- **Exercise aim**
Return the records that follow unaltered. Omit every picture.
==== Records provided ====
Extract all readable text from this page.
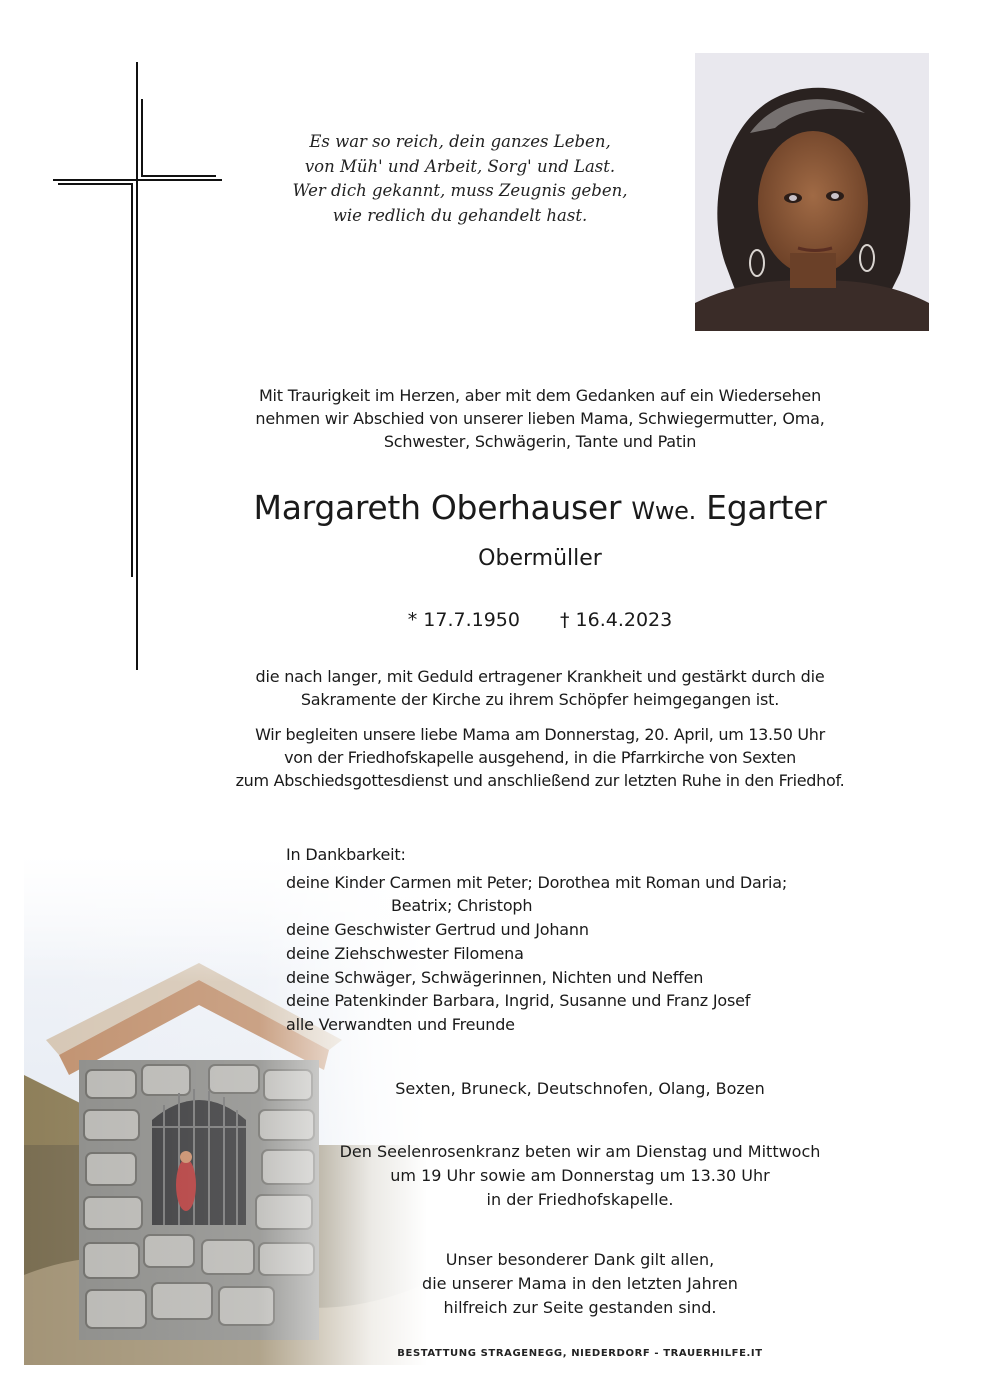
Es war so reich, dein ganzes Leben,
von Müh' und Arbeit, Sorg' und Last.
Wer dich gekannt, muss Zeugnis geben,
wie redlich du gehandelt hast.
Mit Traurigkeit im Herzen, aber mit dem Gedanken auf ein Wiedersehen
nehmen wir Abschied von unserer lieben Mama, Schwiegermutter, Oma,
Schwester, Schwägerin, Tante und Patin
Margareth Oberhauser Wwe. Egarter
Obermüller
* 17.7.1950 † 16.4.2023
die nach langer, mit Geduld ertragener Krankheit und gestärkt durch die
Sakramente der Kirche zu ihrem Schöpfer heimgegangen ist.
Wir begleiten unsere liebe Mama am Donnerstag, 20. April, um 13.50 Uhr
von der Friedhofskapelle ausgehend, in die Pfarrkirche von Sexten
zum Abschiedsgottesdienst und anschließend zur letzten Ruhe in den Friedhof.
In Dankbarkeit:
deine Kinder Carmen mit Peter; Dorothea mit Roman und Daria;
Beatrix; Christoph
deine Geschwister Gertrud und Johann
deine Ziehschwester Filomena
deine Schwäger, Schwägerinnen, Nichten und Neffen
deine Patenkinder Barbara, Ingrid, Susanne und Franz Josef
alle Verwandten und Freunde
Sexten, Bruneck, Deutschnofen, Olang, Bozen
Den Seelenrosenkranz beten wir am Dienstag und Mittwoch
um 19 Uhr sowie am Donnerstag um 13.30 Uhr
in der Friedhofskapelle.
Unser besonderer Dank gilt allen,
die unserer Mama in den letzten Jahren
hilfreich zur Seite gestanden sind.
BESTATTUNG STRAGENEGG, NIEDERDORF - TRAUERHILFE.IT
====
- **Exercise output**
Extract all readable text from this page.
Es war so reich, dein ganzes Leben,
von Müh' und Arbeit, Sorg' und Last.
Wer dich gekannt, muss Zeugnis geben,
wie redlich du gehandelt hast.
Mit Traurigkeit im Herzen, aber mit dem Gedanken auf ein Wiedersehen
nehmen wir Abschied von unserer lieben Mama, Schwiegermutter, Oma,
Schwester, Schwägerin, Tante und Patin
Margareth Oberhauser Wwe. Egarter
Obermüller
* 17.7.1950 † 16.4.2023
die nach langer, mit Geduld ertragener Krankheit und gestärkt durch die
Sakramente der Kirche zu ihrem Schöpfer heimgegangen ist.
Wir begleiten unsere liebe Mama am Donnerstag, 20. April, um 13.50 Uhr
von der Friedhofskapelle ausgehend, in die Pfarrkirche von Sexten
zum Abschiedsgottesdienst und anschließend zur letzten Ruhe in den Friedhof.
In Dankbarkeit:
deine Kinder Carmen mit Peter; Dorothea mit Roman und Daria;
Beatrix; Christoph
deine Geschwister Gertrud und Johann
deine Ziehschwester Filomena
deine Schwäger, Schwägerinnen, Nichten und Neffen
deine Patenkinder Barbara, Ingrid, Susanne und Franz Josef
alle Verwandten und Freunde
Sexten, Bruneck, Deutschnofen, Olang, Bozen
Den Seelenrosenkranz beten wir am Dienstag und Mittwoch
um 19 Uhr sowie am Donnerstag um 13.30 Uhr
in der Friedhofskapelle.
Unser besonderer Dank gilt allen,
die unserer Mama in den letzten Jahren
hilfreich zur Seite gestanden sind.
BESTATTUNG STRAGENEGG, NIEDERDORF - TRAUERHILFE.IT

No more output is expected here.